• REQUIREMENTS: Copy every line that mentions the word "本章重点".

• STORED RECORDS:
## BEGIN
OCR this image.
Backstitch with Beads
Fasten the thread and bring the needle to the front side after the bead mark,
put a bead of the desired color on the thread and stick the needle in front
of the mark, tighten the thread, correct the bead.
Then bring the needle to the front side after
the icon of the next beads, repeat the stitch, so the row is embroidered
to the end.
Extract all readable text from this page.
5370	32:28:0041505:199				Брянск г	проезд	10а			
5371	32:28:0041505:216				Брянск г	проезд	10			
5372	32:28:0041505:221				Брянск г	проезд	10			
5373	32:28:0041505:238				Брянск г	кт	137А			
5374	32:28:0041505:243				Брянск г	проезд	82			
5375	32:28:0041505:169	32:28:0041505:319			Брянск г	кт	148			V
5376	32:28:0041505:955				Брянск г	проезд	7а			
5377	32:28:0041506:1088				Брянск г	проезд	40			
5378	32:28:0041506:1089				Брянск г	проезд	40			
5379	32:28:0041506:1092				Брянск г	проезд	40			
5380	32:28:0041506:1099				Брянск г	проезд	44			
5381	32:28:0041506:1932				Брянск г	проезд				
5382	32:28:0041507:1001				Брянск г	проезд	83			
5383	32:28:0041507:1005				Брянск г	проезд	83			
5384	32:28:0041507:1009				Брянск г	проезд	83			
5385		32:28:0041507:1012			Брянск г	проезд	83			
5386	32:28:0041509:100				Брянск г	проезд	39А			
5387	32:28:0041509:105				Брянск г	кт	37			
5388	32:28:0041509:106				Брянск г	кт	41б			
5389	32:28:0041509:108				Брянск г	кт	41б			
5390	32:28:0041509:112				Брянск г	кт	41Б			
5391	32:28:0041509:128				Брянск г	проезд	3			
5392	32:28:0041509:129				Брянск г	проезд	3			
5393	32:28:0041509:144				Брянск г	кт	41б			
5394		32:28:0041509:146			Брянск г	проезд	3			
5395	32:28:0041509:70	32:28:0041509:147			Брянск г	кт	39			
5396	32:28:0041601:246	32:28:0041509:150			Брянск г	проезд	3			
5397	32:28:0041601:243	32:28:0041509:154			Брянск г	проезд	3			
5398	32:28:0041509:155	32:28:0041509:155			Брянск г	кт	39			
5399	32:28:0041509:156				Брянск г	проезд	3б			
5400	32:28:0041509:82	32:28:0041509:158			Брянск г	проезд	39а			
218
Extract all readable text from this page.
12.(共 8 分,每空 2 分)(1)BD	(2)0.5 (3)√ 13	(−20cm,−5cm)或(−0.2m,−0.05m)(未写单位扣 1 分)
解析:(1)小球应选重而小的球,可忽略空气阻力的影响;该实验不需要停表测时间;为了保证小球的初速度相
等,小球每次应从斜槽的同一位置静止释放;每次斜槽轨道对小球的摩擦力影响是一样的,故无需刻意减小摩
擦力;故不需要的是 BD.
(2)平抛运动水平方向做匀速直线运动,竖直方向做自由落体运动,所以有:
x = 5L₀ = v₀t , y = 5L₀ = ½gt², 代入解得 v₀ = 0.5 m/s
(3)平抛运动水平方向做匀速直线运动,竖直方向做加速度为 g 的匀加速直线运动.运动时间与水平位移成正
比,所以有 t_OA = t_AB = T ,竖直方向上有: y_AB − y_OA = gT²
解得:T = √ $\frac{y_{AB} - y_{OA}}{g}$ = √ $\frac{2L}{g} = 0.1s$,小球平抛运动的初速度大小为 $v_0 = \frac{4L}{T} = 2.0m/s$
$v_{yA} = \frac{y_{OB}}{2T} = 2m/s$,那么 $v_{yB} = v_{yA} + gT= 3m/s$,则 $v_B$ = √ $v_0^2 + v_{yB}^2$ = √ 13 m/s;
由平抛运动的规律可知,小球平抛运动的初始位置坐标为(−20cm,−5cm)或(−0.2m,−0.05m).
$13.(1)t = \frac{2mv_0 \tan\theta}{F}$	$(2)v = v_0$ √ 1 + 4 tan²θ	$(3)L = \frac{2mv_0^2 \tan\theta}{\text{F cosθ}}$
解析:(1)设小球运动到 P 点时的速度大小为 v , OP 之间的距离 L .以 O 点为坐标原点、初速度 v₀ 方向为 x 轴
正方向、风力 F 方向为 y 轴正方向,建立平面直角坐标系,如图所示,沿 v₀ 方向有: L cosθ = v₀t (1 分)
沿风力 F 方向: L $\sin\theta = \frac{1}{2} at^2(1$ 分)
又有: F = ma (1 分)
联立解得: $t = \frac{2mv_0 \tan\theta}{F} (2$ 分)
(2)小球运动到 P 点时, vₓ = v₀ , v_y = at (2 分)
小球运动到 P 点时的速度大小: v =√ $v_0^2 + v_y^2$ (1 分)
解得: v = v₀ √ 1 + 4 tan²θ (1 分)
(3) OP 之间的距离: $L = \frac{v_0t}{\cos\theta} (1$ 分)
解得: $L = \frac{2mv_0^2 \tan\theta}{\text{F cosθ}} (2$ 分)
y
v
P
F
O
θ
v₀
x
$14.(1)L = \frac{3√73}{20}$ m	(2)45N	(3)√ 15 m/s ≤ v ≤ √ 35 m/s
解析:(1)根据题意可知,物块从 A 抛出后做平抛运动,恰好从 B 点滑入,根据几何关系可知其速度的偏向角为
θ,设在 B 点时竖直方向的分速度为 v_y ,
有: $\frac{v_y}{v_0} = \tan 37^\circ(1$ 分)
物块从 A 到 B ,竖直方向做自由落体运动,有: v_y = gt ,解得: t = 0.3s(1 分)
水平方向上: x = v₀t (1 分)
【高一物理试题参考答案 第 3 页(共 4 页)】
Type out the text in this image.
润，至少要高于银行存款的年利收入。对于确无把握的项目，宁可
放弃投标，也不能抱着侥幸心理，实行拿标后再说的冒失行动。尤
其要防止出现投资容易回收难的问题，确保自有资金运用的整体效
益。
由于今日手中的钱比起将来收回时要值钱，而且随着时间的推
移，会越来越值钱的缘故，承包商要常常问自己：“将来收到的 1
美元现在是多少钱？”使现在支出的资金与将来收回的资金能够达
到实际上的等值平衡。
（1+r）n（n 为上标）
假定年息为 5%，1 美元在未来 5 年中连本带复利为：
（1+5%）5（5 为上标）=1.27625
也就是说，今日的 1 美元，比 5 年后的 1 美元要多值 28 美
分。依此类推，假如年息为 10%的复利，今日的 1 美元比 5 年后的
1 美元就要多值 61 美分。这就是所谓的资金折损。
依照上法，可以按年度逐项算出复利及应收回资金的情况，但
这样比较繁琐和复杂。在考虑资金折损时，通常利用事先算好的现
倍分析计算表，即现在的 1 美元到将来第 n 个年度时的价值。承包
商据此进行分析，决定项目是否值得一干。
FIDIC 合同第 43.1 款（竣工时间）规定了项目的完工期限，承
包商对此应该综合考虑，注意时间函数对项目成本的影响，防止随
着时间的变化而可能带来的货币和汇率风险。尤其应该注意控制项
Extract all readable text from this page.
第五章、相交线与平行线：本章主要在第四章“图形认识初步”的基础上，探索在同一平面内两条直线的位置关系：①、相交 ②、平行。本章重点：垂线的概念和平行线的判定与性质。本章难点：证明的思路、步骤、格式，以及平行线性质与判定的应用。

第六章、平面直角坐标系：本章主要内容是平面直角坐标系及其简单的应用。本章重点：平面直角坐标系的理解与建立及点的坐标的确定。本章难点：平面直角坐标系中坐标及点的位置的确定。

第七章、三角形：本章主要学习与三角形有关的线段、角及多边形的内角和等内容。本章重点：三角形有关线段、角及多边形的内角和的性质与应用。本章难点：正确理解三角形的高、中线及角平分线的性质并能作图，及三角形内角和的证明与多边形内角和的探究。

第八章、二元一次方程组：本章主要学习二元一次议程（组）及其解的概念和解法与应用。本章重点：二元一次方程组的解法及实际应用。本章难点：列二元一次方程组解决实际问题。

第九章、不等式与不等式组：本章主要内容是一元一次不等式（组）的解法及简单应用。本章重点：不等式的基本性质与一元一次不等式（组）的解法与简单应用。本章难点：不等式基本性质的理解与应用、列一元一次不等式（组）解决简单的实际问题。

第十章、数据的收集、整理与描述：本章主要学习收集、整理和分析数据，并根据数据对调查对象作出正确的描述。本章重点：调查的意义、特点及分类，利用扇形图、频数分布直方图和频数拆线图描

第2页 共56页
## END
• SOLUTION TO THE EXERCISE:
第五章、相交线与平行线：本章主要在第四章“图形认识初步”的基础上，探索在同一平面内两条直线的位置关系：①、相交 ②、平行。本章重点：垂线的概念和平行线的判定与性质。本章难点：证明的思路、步骤、格式，以及平行线性质与判定的应用。
第六章、平面直角坐标系：本章主要内容是平面直角坐标系及其简单的应用。本章重点：平面直角坐标系的理解与建立及点的坐标的确定。本章难点：平面直角坐标系中坐标及点的位置的确定。
第七章、三角形：本章主要学习与三角形有关的线段、角及多边形的内角和等内容。本章重点：三角形有关线段、角及多边形的内角和的性质与应用。本章难点：正确理解三角形的高、中线及角平分线的性质并能作图，及三角形内角和的证明与多边形内角和的探究。
第八章、二元一次方程组：本章主要学习二元一次议程（组）及其解的概念和解法与应用。本章重点：二元一次方程组的解法及实际应用。本章难点：列二元一次方程组解决实际问题。
第九章、不等式与不等式组：本章主要内容是一元一次不等式（组）的解法及简单应用。本章重点：不等式的基本性质与一元一次不等式（组）的解法与简单应用。本章难点：不等式基本性质的理解与应用、列一元一次不等式（组）解决简单的实际问题。
第十章、数据的收集、整理与描述：本章主要学习收集、整理和分析数据，并根据数据对调查对象作出正确的描述。本章重点：调查的意义、特点及分类，利用扇形图、频数分布直方图和频数拆线图描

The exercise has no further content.